Copy every line of the listing that holds the string "Spec".

» **Task inputs**
□ □ □ □

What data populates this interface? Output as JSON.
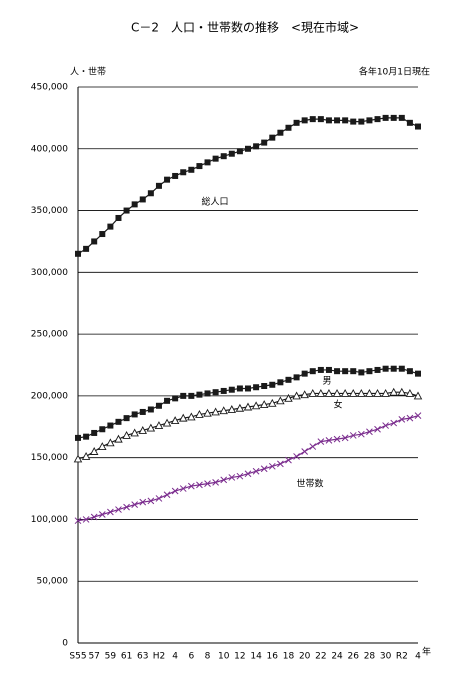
{
  "chart_data": {
    "type": "line",
    "title": "C－2　人口・世帯数の推移　<現在市域>",
    "y_label": "人・世帯",
    "note": "各年10月1日現在",
    "x_unit": "年",
    "categories": [
      "S55",
      null,
      "57",
      null,
      "59",
      null,
      "61",
      null,
      "63",
      null,
      "H2",
      null,
      "4",
      null,
      "6",
      null,
      "8",
      null,
      "10",
      null,
      "12",
      null,
      "14",
      null,
      "16",
      null,
      "18",
      null,
      "20",
      null,
      "22",
      null,
      "24",
      null,
      "26",
      null,
      "28",
      null,
      "30",
      null,
      "R2",
      null,
      "4"
    ],
    "ylim": [
      0,
      450000
    ],
    "yticks": [
      0,
      {
        "value": 50000,
        "label": "50,000"
      },
      {
        "value": 100000,
        "label": "100,000"
      },
      {
        "value": 150000,
        "label": "150,000"
      },
      {
        "value": 200000,
        "label": "200,000"
      },
      {
        "value": 250000,
        "label": "250,000"
      },
      {
        "value": 300000,
        "label": "300,000"
      },
      {
        "value": 350000,
        "label": "350,000"
      },
      {
        "value": 400000,
        "label": "400,000"
      },
      {
        "value": 450000,
        "label": "450,000"
      }
    ],
    "grid": true,
    "series": [
      {
        "name": "総人口",
        "color": "#1a1a1a",
        "marker": "square",
        "values": [
          315000,
          319000,
          325000,
          331000,
          337000,
          344000,
          350000,
          355000,
          359000,
          364000,
          370000,
          375000,
          378000,
          381000,
          383000,
          386000,
          389000,
          392000,
          394000,
          396000,
          398000,
          400000,
          402000,
          405000,
          409000,
          413000,
          417000,
          421000,
          423000,
          424000,
          424000,
          423000,
          423000,
          423000,
          422000,
          422000,
          423000,
          424000,
          425000,
          425000,
          425000,
          421000,
          418000
        ]
      },
      {
        "name": "男",
        "color": "#1a1a1a",
        "marker": "square",
        "values": [
          166000,
          167000,
          170000,
          173000,
          176000,
          179000,
          182000,
          185000,
          187000,
          189000,
          192000,
          196000,
          198000,
          200000,
          200000,
          201000,
          202000,
          203000,
          204000,
          205000,
          206000,
          206000,
          207000,
          208000,
          209000,
          211000,
          213000,
          215000,
          218000,
          220000,
          221000,
          221000,
          220000,
          220000,
          220000,
          219000,
          220000,
          221000,
          222000,
          222000,
          222000,
          220000,
          218000
        ]
      },
      {
        "name": "女",
        "color": "#1a1a1a",
        "marker": "triangle",
        "values": [
          149000,
          151000,
          155000,
          159000,
          162000,
          165000,
          168000,
          170000,
          172000,
          174000,
          176000,
          178000,
          180000,
          182000,
          183000,
          185000,
          186000,
          187000,
          188000,
          189000,
          190000,
          191000,
          192000,
          193000,
          194000,
          196000,
          198000,
          200000,
          201000,
          202000,
          202000,
          202000,
          202000,
          202000,
          202000,
          202000,
          202000,
          202000,
          202000,
          203000,
          203000,
          202000,
          200000
        ]
      },
      {
        "name": "世帯数",
        "color": "#7b2d8e",
        "marker": "cross",
        "values": [
          99000,
          100000,
          102000,
          104000,
          106000,
          108000,
          110000,
          112000,
          114000,
          115000,
          117000,
          120000,
          123000,
          125000,
          127000,
          128000,
          129000,
          130000,
          132000,
          134000,
          135000,
          137000,
          139000,
          141000,
          143000,
          145000,
          148000,
          151000,
          155000,
          159000,
          163000,
          164000,
          165000,
          166000,
          168000,
          169000,
          171000,
          173000,
          176000,
          178000,
          181000,
          182000,
          184000
        ]
      }
    ]
  }
}
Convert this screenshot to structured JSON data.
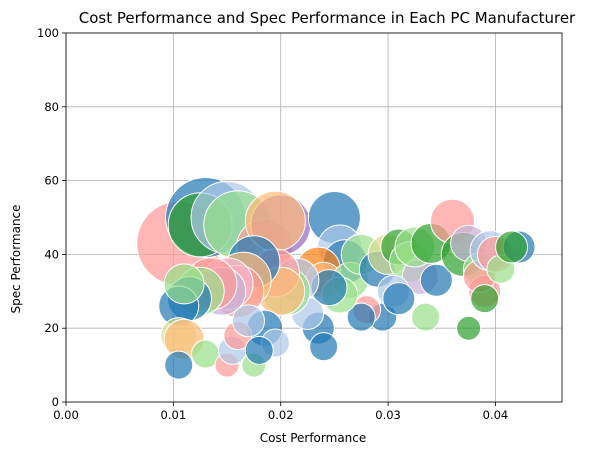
{
  "chart_data": {
    "type": "scatter",
    "title": "Cost Performance and Spec Performance in Each PC Manufacturer",
    "xlabel": "Cost Performance",
    "ylabel": "Spec Performance",
    "xlim": [
      0,
      0.0462
    ],
    "ylim": [
      0,
      100
    ],
    "x_ticks": [
      0.0,
      0.01,
      0.02,
      0.03,
      0.04
    ],
    "x_tick_labels": [
      "0.00",
      "0.01",
      "0.02",
      "0.03",
      "0.04"
    ],
    "y_ticks": [
      0,
      20,
      40,
      60,
      80,
      100
    ],
    "y_tick_labels": [
      "0",
      "20",
      "40",
      "60",
      "80",
      "100"
    ],
    "grid": true,
    "legend": "none",
    "colors": {
      "dark_blue": "#1f77b4",
      "light_blue": "#aec7e8",
      "orange": "#ff7f0e",
      "light_orange": "#ffbb78",
      "green": "#2ca02c",
      "light_green": "#98df8a",
      "pink": "#ff9896",
      "light_pink": "#f7b6d2",
      "purple": "#9467bd",
      "lavender": "#c5b0d5",
      "yellow_green": "#dbdb8d",
      "grid": "#b0b0b0"
    },
    "points": [
      {
        "x": 0.0105,
        "y": 43,
        "size": 42,
        "color": "pink"
      },
      {
        "x": 0.013,
        "y": 50,
        "size": 40,
        "color": "dark_blue"
      },
      {
        "x": 0.0125,
        "y": 48,
        "size": 32,
        "color": "green"
      },
      {
        "x": 0.015,
        "y": 50,
        "size": 36,
        "color": "light_blue"
      },
      {
        "x": 0.016,
        "y": 48,
        "size": 34,
        "color": "light_green"
      },
      {
        "x": 0.0185,
        "y": 42,
        "size": 28,
        "color": "pink"
      },
      {
        "x": 0.02,
        "y": 48,
        "size": 30,
        "color": "purple"
      },
      {
        "x": 0.0195,
        "y": 49,
        "size": 30,
        "color": "light_orange"
      },
      {
        "x": 0.025,
        "y": 50,
        "size": 26,
        "color": "dark_blue"
      },
      {
        "x": 0.0255,
        "y": 42,
        "size": 22,
        "color": "light_blue"
      },
      {
        "x": 0.026,
        "y": 38,
        "size": 22,
        "color": "dark_blue"
      },
      {
        "x": 0.0235,
        "y": 36,
        "size": 22,
        "color": "orange"
      },
      {
        "x": 0.024,
        "y": 33,
        "size": 18,
        "color": "light_orange"
      },
      {
        "x": 0.0265,
        "y": 33,
        "size": 18,
        "color": "light_green"
      },
      {
        "x": 0.0275,
        "y": 40,
        "size": 20,
        "color": "light_green"
      },
      {
        "x": 0.029,
        "y": 36,
        "size": 18,
        "color": "dark_blue"
      },
      {
        "x": 0.03,
        "y": 40,
        "size": 20,
        "color": "yellow_green"
      },
      {
        "x": 0.031,
        "y": 42,
        "size": 18,
        "color": "green"
      },
      {
        "x": 0.032,
        "y": 38,
        "size": 20,
        "color": "light_green"
      },
      {
        "x": 0.033,
        "y": 34,
        "size": 18,
        "color": "lavender"
      },
      {
        "x": 0.0325,
        "y": 42,
        "size": 20,
        "color": "light_green"
      },
      {
        "x": 0.034,
        "y": 43,
        "size": 20,
        "color": "green"
      },
      {
        "x": 0.0345,
        "y": 33,
        "size": 16,
        "color": "dark_blue"
      },
      {
        "x": 0.036,
        "y": 49,
        "size": 22,
        "color": "pink"
      },
      {
        "x": 0.037,
        "y": 40,
        "size": 22,
        "color": "green"
      },
      {
        "x": 0.0375,
        "y": 43,
        "size": 18,
        "color": "lavender"
      },
      {
        "x": 0.0385,
        "y": 36,
        "size": 16,
        "color": "light_green"
      },
      {
        "x": 0.039,
        "y": 30,
        "size": 16,
        "color": "pink"
      },
      {
        "x": 0.0385,
        "y": 34,
        "size": 16,
        "color": "pink"
      },
      {
        "x": 0.0395,
        "y": 41,
        "size": 20,
        "color": "light_blue"
      },
      {
        "x": 0.04,
        "y": 40,
        "size": 18,
        "color": "pink"
      },
      {
        "x": 0.0405,
        "y": 36,
        "size": 14,
        "color": "light_green"
      },
      {
        "x": 0.0422,
        "y": 42,
        "size": 16,
        "color": "dark_blue"
      },
      {
        "x": 0.0415,
        "y": 42,
        "size": 16,
        "color": "green"
      },
      {
        "x": 0.039,
        "y": 28,
        "size": 14,
        "color": "green"
      },
      {
        "x": 0.0375,
        "y": 20,
        "size": 12,
        "color": "green"
      },
      {
        "x": 0.0335,
        "y": 23,
        "size": 14,
        "color": "light_green"
      },
      {
        "x": 0.0295,
        "y": 23,
        "size": 14,
        "color": "dark_blue"
      },
      {
        "x": 0.028,
        "y": 25,
        "size": 14,
        "color": "pink"
      },
      {
        "x": 0.0305,
        "y": 30,
        "size": 16,
        "color": "light_blue"
      },
      {
        "x": 0.031,
        "y": 28,
        "size": 16,
        "color": "dark_blue"
      },
      {
        "x": 0.0275,
        "y": 23,
        "size": 14,
        "color": "dark_blue"
      },
      {
        "x": 0.0255,
        "y": 29,
        "size": 18,
        "color": "light_green"
      },
      {
        "x": 0.0245,
        "y": 31,
        "size": 18,
        "color": "dark_blue"
      },
      {
        "x": 0.0235,
        "y": 20,
        "size": 16,
        "color": "dark_blue"
      },
      {
        "x": 0.024,
        "y": 15,
        "size": 14,
        "color": "dark_blue"
      },
      {
        "x": 0.0225,
        "y": 24,
        "size": 16,
        "color": "light_blue"
      },
      {
        "x": 0.0215,
        "y": 33,
        "size": 22,
        "color": "light_blue"
      },
      {
        "x": 0.0205,
        "y": 30,
        "size": 24,
        "color": "light_green"
      },
      {
        "x": 0.0195,
        "y": 35,
        "size": 24,
        "color": "pink"
      },
      {
        "x": 0.02,
        "y": 30,
        "size": 24,
        "color": "light_orange"
      },
      {
        "x": 0.0185,
        "y": 20,
        "size": 18,
        "color": "dark_blue"
      },
      {
        "x": 0.0195,
        "y": 16,
        "size": 14,
        "color": "light_blue"
      },
      {
        "x": 0.0175,
        "y": 38,
        "size": 26,
        "color": "dark_blue"
      },
      {
        "x": 0.0165,
        "y": 33,
        "size": 28,
        "color": "light_orange"
      },
      {
        "x": 0.016,
        "y": 30,
        "size": 26,
        "color": "pink"
      },
      {
        "x": 0.015,
        "y": 32,
        "size": 26,
        "color": "light_pink"
      },
      {
        "x": 0.0145,
        "y": 30,
        "size": 24,
        "color": "lavender"
      },
      {
        "x": 0.0135,
        "y": 32,
        "size": 26,
        "color": "pink"
      },
      {
        "x": 0.0125,
        "y": 30,
        "size": 24,
        "color": "light_green"
      },
      {
        "x": 0.0115,
        "y": 28,
        "size": 22,
        "color": "dark_blue"
      },
      {
        "x": 0.0105,
        "y": 26,
        "size": 20,
        "color": "dark_blue"
      },
      {
        "x": 0.011,
        "y": 32,
        "size": 20,
        "color": "light_green"
      },
      {
        "x": 0.0105,
        "y": 18,
        "size": 18,
        "color": "yellow_green"
      },
      {
        "x": 0.011,
        "y": 17,
        "size": 20,
        "color": "light_orange"
      },
      {
        "x": 0.0105,
        "y": 10,
        "size": 14,
        "color": "dark_blue"
      },
      {
        "x": 0.013,
        "y": 13,
        "size": 14,
        "color": "light_green"
      },
      {
        "x": 0.015,
        "y": 10,
        "size": 12,
        "color": "pink"
      },
      {
        "x": 0.0155,
        "y": 14,
        "size": 14,
        "color": "light_blue"
      },
      {
        "x": 0.016,
        "y": 18,
        "size": 14,
        "color": "pink"
      },
      {
        "x": 0.0175,
        "y": 10,
        "size": 12,
        "color": "light_green"
      },
      {
        "x": 0.018,
        "y": 14,
        "size": 14,
        "color": "dark_blue"
      },
      {
        "x": 0.017,
        "y": 22,
        "size": 16,
        "color": "light_blue"
      }
    ]
  }
}
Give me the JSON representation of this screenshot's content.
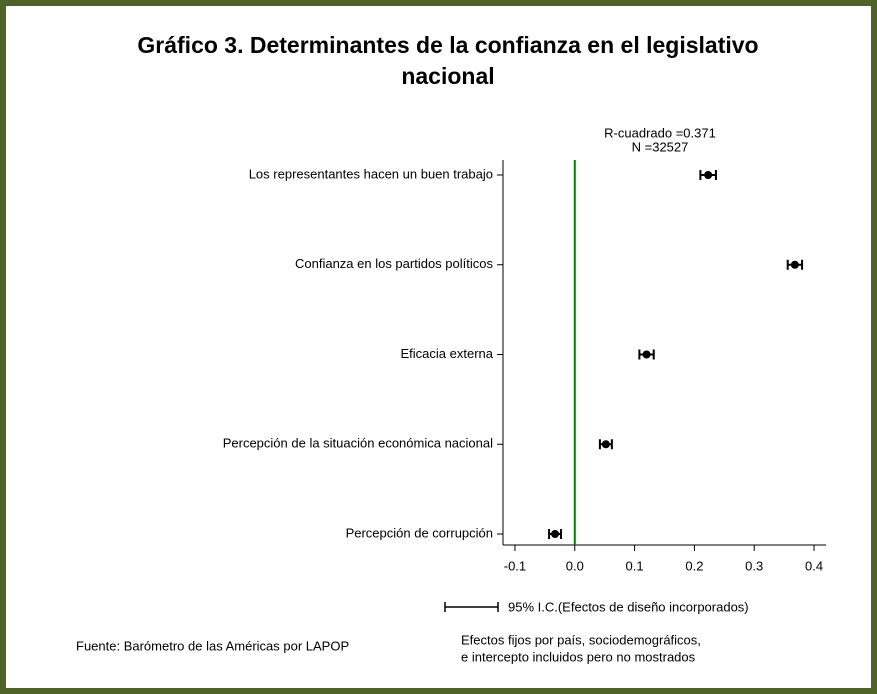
{
  "chart_data": {
    "type": "coefplot",
    "title": [
      "Gráfico 3. Determinantes de la confianza en el legislativo",
      "nacional"
    ],
    "annotations": [
      "R-cuadrado =0.371",
      "N =32527"
    ],
    "categories": [
      "Los representantes hacen un buen trabajo",
      "Confianza en los partidos políticos",
      "Eficacia externa",
      "Percepción de la situación económica nacional",
      "Percepción de corrupción"
    ],
    "values": [
      0.223,
      0.368,
      0.12,
      0.052,
      -0.033
    ],
    "errors": [
      0.013,
      0.012,
      0.012,
      0.01,
      0.01
    ],
    "color": "#000000",
    "reference_color": "#008000",
    "xlim": [
      -0.12,
      0.42
    ],
    "xticks": [
      -0.1,
      {
        "value": 0,
        "label": "0.0"
      },
      0.1,
      0.2,
      0.3,
      0.4
    ],
    "legend_label": "95% I.C.(Efectos de diseño incorporados)",
    "source": "Fuente: Barómetro de las Américas por LAPOP",
    "note": [
      "Efectos fijos por país, sociodemográficos,",
      "e intercepto incluidos pero no mostrados"
    ]
  }
}
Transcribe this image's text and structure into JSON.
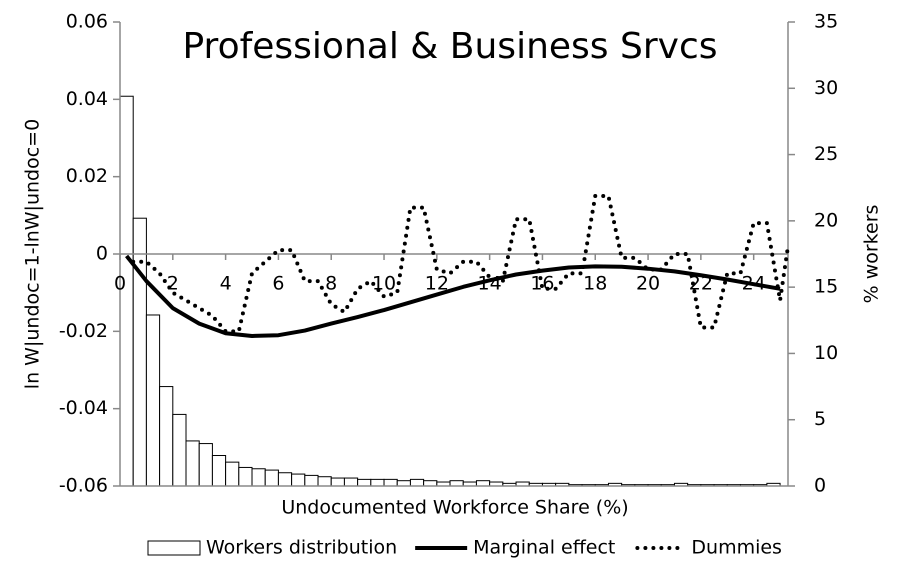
{
  "chart_data": {
    "type": "combo",
    "title": "Professional & Business Srvcs",
    "x_label": "Undocumented Workforce Share (%)",
    "y_label": "ln W|undoc=1-lnW|undoc=0",
    "y2_label": "% workers",
    "xlim": [
      0,
      25.3
    ],
    "xticks": [
      0,
      2,
      4,
      6,
      8,
      10,
      12,
      14,
      16,
      18,
      20,
      22,
      24
    ],
    "ylim": [
      -0.06,
      0.06
    ],
    "yticks": [
      -0.06,
      -0.04,
      -0.02,
      0,
      0.02,
      0.04,
      0.06
    ],
    "y2lim": [
      0,
      35
    ],
    "y2ticks": [
      0,
      5,
      10,
      15,
      20,
      25,
      30,
      35
    ],
    "grid": false,
    "legend": "bottom",
    "series": [
      {
        "name": "Workers distribution",
        "type": "histogram",
        "axis": "y2",
        "color": "#ffffff",
        "edge_color": "#000000",
        "bins": [
          0,
          0.5,
          1,
          1.5,
          2,
          2.5,
          3,
          3.5,
          4,
          4.5,
          5,
          5.5,
          6,
          6.5,
          7,
          7.5,
          8,
          8.5,
          9,
          9.5,
          10,
          10.5,
          11,
          11.5,
          12,
          12.5,
          13,
          13.5,
          14,
          14.5,
          15,
          15.5,
          16,
          16.5,
          17,
          17.5,
          18,
          18.5,
          19,
          19.5,
          20,
          20.5,
          21,
          21.5,
          22,
          22.5,
          23,
          23.5,
          24,
          24.5,
          25
        ],
        "values": [
          29.4,
          20.2,
          12.9,
          7.5,
          5.4,
          3.4,
          3.2,
          2.3,
          1.8,
          1.4,
          1.3,
          1.2,
          1.0,
          0.9,
          0.8,
          0.7,
          0.6,
          0.6,
          0.5,
          0.5,
          0.5,
          0.4,
          0.5,
          0.4,
          0.3,
          0.4,
          0.3,
          0.4,
          0.3,
          0.2,
          0.3,
          0.2,
          0.2,
          0.2,
          0.1,
          0.1,
          0.1,
          0.2,
          0.1,
          0.1,
          0.1,
          0.1,
          0.2,
          0.1,
          0.1,
          0.1,
          0.1,
          0.1,
          0.1,
          0.2
        ]
      },
      {
        "name": "Marginal effect",
        "type": "line",
        "style": "solid",
        "color": "#000000",
        "x": [
          0.25,
          1,
          2,
          3,
          4,
          5,
          6,
          7,
          8,
          9,
          10,
          11,
          12,
          13,
          14,
          15,
          16,
          17,
          18,
          19,
          20,
          21,
          22,
          23,
          24,
          25
        ],
        "values": [
          -0.0005,
          -0.007,
          -0.014,
          -0.018,
          -0.0205,
          -0.0212,
          -0.021,
          -0.0198,
          -0.018,
          -0.0163,
          -0.0145,
          -0.0125,
          -0.0105,
          -0.0085,
          -0.0068,
          -0.0053,
          -0.0043,
          -0.0035,
          -0.0032,
          -0.0033,
          -0.0038,
          -0.0045,
          -0.0055,
          -0.0066,
          -0.0078,
          -0.009
        ]
      },
      {
        "name": "Dummies",
        "type": "line",
        "style": "dotted",
        "color": "#000000",
        "x": [
          0.5,
          1,
          1.5,
          2,
          2.5,
          3,
          3.5,
          4,
          4.5,
          5,
          5.5,
          6,
          6.5,
          7,
          7.5,
          8,
          8.5,
          9,
          9.5,
          10,
          10.5,
          11,
          11.5,
          12,
          12.5,
          13,
          13.5,
          14,
          14.5,
          15,
          15.5,
          16,
          16.5,
          17,
          17.5,
          18,
          18.5,
          19,
          19.5,
          20,
          20.5,
          21,
          21.5,
          22,
          22.5,
          23,
          23.5,
          24,
          24.5,
          25,
          25.3
        ],
        "values": [
          -0.002,
          -0.002,
          -0.005,
          -0.01,
          -0.012,
          -0.014,
          -0.016,
          -0.02,
          -0.02,
          -0.005,
          -0.002,
          0.001,
          0.001,
          -0.007,
          -0.007,
          -0.013,
          -0.015,
          -0.009,
          -0.007,
          -0.011,
          -0.01,
          0.012,
          0.012,
          -0.004,
          -0.005,
          -0.002,
          -0.002,
          -0.006,
          -0.007,
          0.009,
          0.009,
          -0.009,
          -0.009,
          -0.005,
          -0.005,
          0.015,
          0.015,
          -0.001,
          -0.001,
          -0.004,
          -0.004,
          0,
          0,
          -0.019,
          -0.019,
          -0.005,
          -0.005,
          0.008,
          0.008,
          -0.012,
          0.002
        ]
      }
    ]
  }
}
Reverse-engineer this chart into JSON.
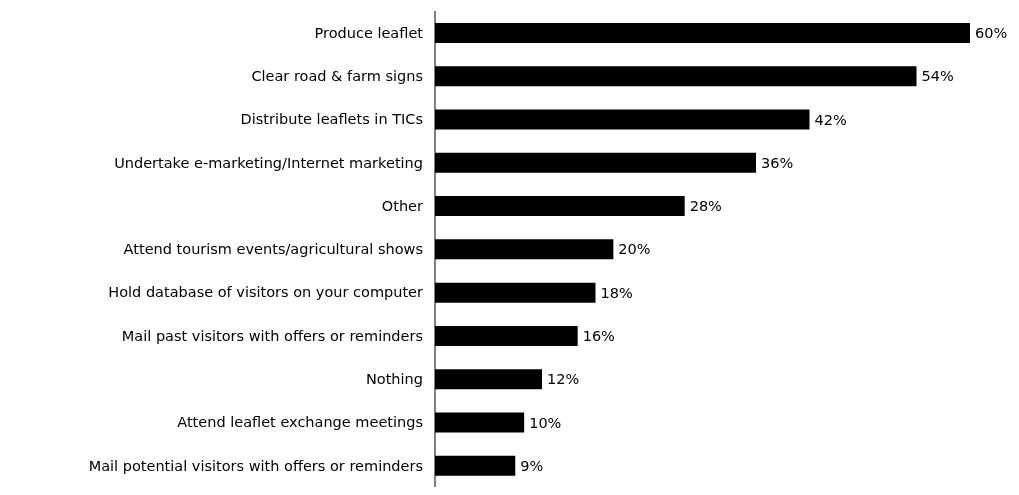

□ □ □ □

» **Expected answer**
    "title": "Cost Performance and Spec Performance in Each PC Manufacturer",
    "ylabel": "Spec Performance",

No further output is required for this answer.